* Begin GIVEN ENTRIES *
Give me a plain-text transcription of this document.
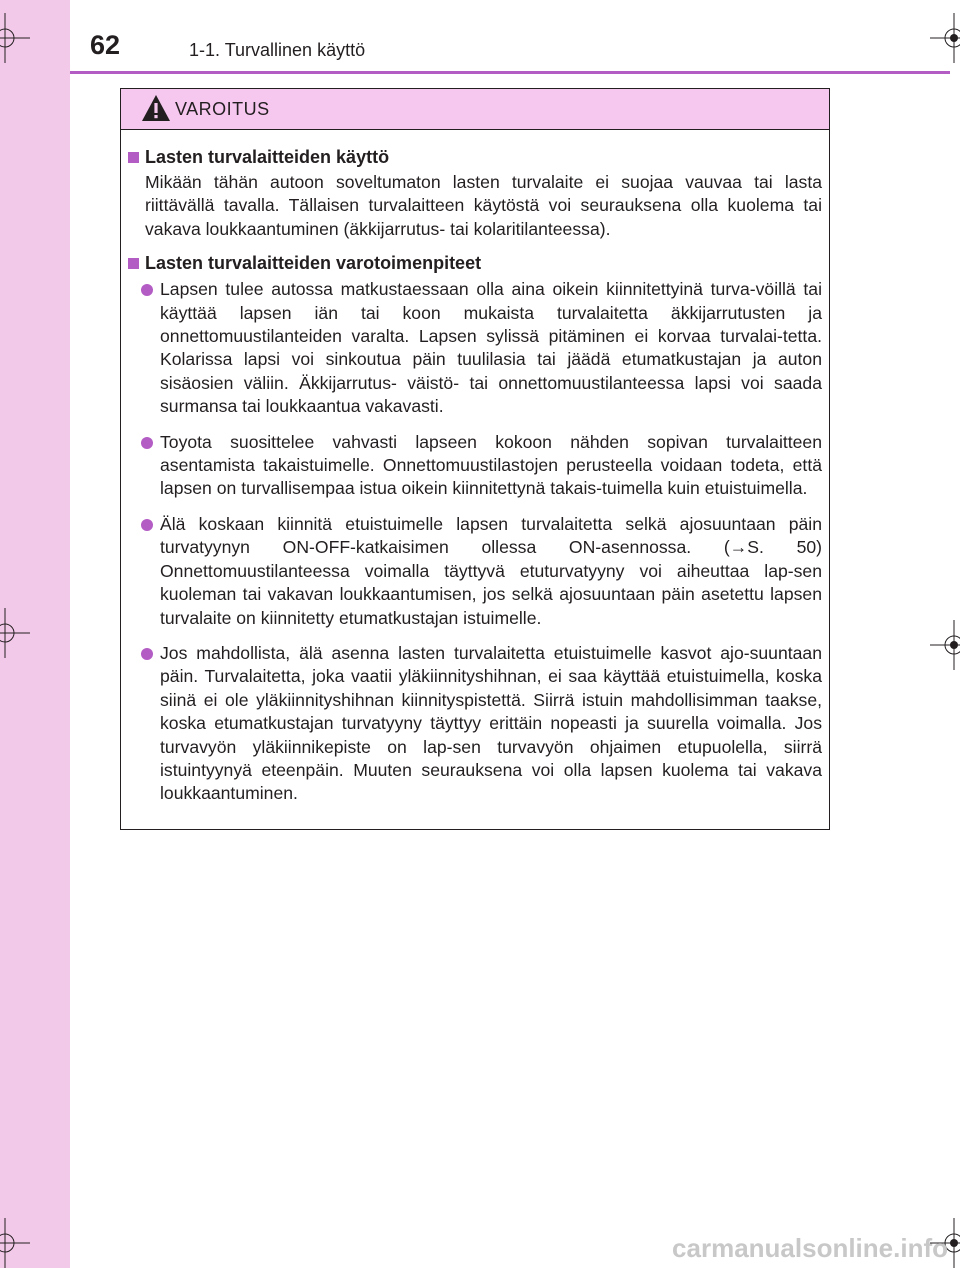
62	1-1. Turvallinen käyttö
VAROITUS

Lasten turvalaitteiden käyttö

Mikään tähän autoon soveltumaton lasten turvalaite ei suojaa vauvaa tai lasta riittävällä tavalla. Tällaisen turvalaitteen käytöstä voi seurauksena olla kuolema tai vakava loukkaantuminen (äkkijarrutus- tai kolaritilanteessa).

Lasten turvalaitteiden varotoimenpiteet

Lapsen tulee autossa matkustaessaan olla aina oikein kiinnitettyinä turva-vöillä tai käyttää lapsen iän tai koon mukaista turvalaitetta äkkijarrutusten ja onnettomuustilanteiden varalta. Lapsen sylissä pitäminen ei korvaa turvalai-tetta. Kolarissa lapsi voi sinkoutua päin tuulilasia tai jäädä etumatkustajan ja auton sisäosien väliin. Äkkijarrutus- väistö- tai onnettomuustilanteessa lapsi voi saada surmansa tai loukkaantua vakavasti.
Toyota suosittelee vahvasti lapseen kokoon nähden sopivan turvalaitteen asentamista takaistuimelle. Onnettomuustilastojen perusteella voidaan todeta, että lapsen on turvallisempaa istua oikein kiinnitettynä takais-tuimella kuin etuistuimella.
Älä koskaan kiinnitä etuistuimelle lapsen turvalaitetta selkä ajosuuntaan päin turvatyynyn ON-OFF-katkaisimen ollessa ON-asennossa. (→S. 50) Onnettomuustilanteessa voimalla täyttyvä etuturvatyyny voi aiheuttaa lap-sen kuoleman tai vakavan loukkaantumisen, jos selkä ajosuuntaan päin asetettu lapsen turvalaite on kiinnitetty etumatkustajan istuimelle.
Jos mahdollista, älä asenna lasten turvalaitetta etuistuimelle kasvot ajo-suuntaan päin. Turvalaitetta, joka vaatii yläkiinnityshihnan, ei saa käyttää etuistuimella, koska siinä ei ole yläkiinnityshihnan kiinnityspistettä. Siirrä istuin mahdollisimman taakse, koska etumatkustajan turvatyyny täyttyy erittäin nopeasti ja suurella voimalla. Jos turvavyön yläkiinnikepiste on lap-sen turvavyön ohjaimen etupuolella, siirrä istuintyynyä eteenpäin. Muuten seurauksena voi olla lapsen kuolema tai vakava loukkaantuminen.
carmanualsonline.info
* End GIVEN ENTRIES *
Copy out each line word for word, please, skipping the images.

(ANSWER TO THIS TASK)
Give me a plain-text transcription of this document.
62	1-1. Turvallinen käyttö
VAROITUS

Lasten turvalaitteiden käyttö

Mikään tähän autoon soveltumaton lasten turvalaite ei suojaa vauvaa tai lasta riittävällä tavalla. Tällaisen turvalaitteen käytöstä voi seurauksena olla kuolema tai vakava loukkaantuminen (äkkijarrutus- tai kolaritilanteessa).

Lasten turvalaitteiden varotoimenpiteet

Lapsen tulee autossa matkustaessaan olla aina oikein kiinnitettyinä turva-vöillä tai käyttää lapsen iän tai koon mukaista turvalaitetta äkkijarrutusten ja onnettomuustilanteiden varalta. Lapsen sylissä pitäminen ei korvaa turvalai-tetta. Kolarissa lapsi voi sinkoutua päin tuulilasia tai jäädä etumatkustajan ja auton sisäosien väliin. Äkkijarrutus- väistö- tai onnettomuustilanteessa lapsi voi saada surmansa tai loukkaantua vakavasti.
Toyota suosittelee vahvasti lapseen kokoon nähden sopivan turvalaitteen asentamista takaistuimelle. Onnettomuustilastojen perusteella voidaan todeta, että lapsen on turvallisempaa istua oikein kiinnitettynä takais-tuimella kuin etuistuimella.
Älä koskaan kiinnitä etuistuimelle lapsen turvalaitetta selkä ajosuuntaan päin turvatyynyn ON-OFF-katkaisimen ollessa ON-asennossa. (→S. 50) Onnettomuustilanteessa voimalla täyttyvä etuturvatyyny voi aiheuttaa lap-sen kuoleman tai vakavan loukkaantumisen, jos selkä ajosuuntaan päin asetettu lapsen turvalaite on kiinnitetty etumatkustajan istuimelle.
Jos mahdollista, älä asenna lasten turvalaitetta etuistuimelle kasvot ajo-suuntaan päin. Turvalaitetta, joka vaatii yläkiinnityshihnan, ei saa käyttää etuistuimella, koska siinä ei ole yläkiinnityshihnan kiinnityspistettä. Siirrä istuin mahdollisimman taakse, koska etumatkustajan turvatyyny täyttyy erittäin nopeasti ja suurella voimalla. Jos turvavyön yläkiinnikepiste on lap-sen turvavyön ohjaimen etupuolella, siirrä istuintyynyä eteenpäin. Muuten seurauksena voi olla lapsen kuolema tai vakava loukkaantuminen.
carmanualsonline.info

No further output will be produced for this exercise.